-- START STORED ROWS --

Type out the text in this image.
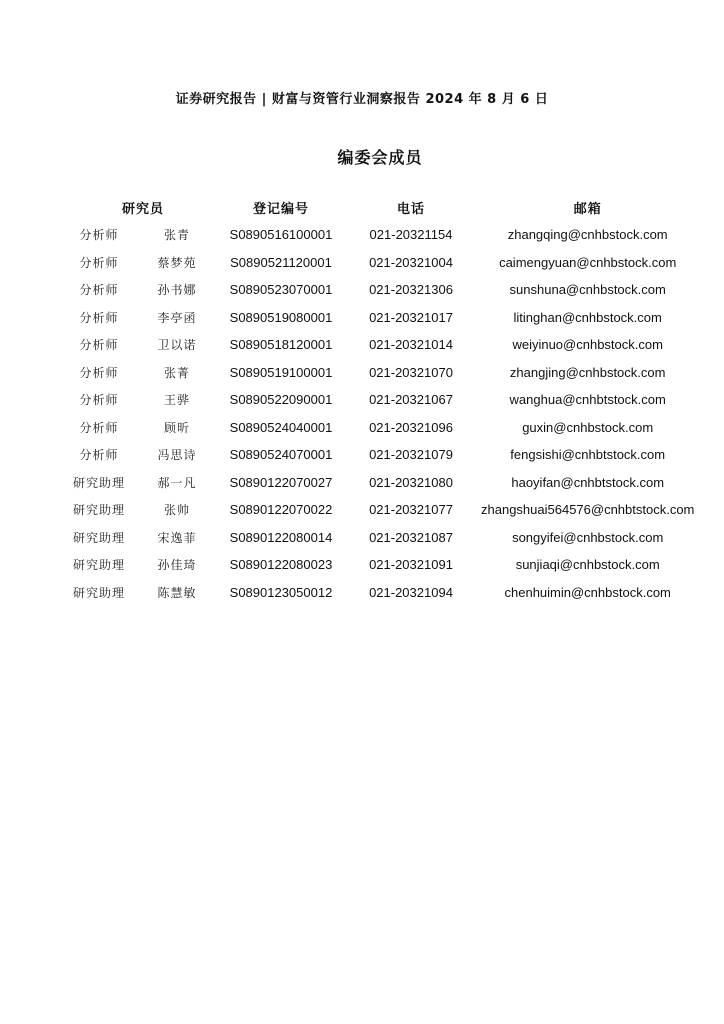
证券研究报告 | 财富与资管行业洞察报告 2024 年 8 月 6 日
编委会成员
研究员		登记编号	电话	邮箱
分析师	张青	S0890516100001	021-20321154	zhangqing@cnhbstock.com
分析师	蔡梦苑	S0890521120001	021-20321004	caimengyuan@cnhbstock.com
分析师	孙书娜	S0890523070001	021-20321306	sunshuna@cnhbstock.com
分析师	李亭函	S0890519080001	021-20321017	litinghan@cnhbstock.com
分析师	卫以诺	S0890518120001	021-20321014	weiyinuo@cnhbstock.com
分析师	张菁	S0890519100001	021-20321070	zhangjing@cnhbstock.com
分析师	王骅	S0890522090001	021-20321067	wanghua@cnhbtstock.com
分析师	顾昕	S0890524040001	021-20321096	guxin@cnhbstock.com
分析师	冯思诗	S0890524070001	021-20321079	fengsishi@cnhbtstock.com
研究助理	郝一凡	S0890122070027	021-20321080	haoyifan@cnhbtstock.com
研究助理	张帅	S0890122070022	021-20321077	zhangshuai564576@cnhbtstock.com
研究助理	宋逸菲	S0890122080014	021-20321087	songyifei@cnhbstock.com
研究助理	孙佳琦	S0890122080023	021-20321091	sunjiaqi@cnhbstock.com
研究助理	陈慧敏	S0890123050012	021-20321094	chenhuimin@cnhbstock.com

-- END STORED ROWS --

▸ WRITTEN TASK
Gather each line from the entries above that includes the word "研究助理".

▸ THE SOLUTION
研究助理	郝一凡	S0890122070027	021-20321080	haoyifan@cnhbtstock.com
研究助理	张帅	S0890122070022	021-20321077	zhangshuai564576@cnhbtstock.com
研究助理	宋逸菲	S0890122080014	021-20321087	songyifei@cnhbstock.com
研究助理	孙佳琦	S0890122080023	021-20321091	sunjiaqi@cnhbstock.com
研究助理	陈慧敏	S0890123050012	021-20321094	chenhuimin@cnhbstock.com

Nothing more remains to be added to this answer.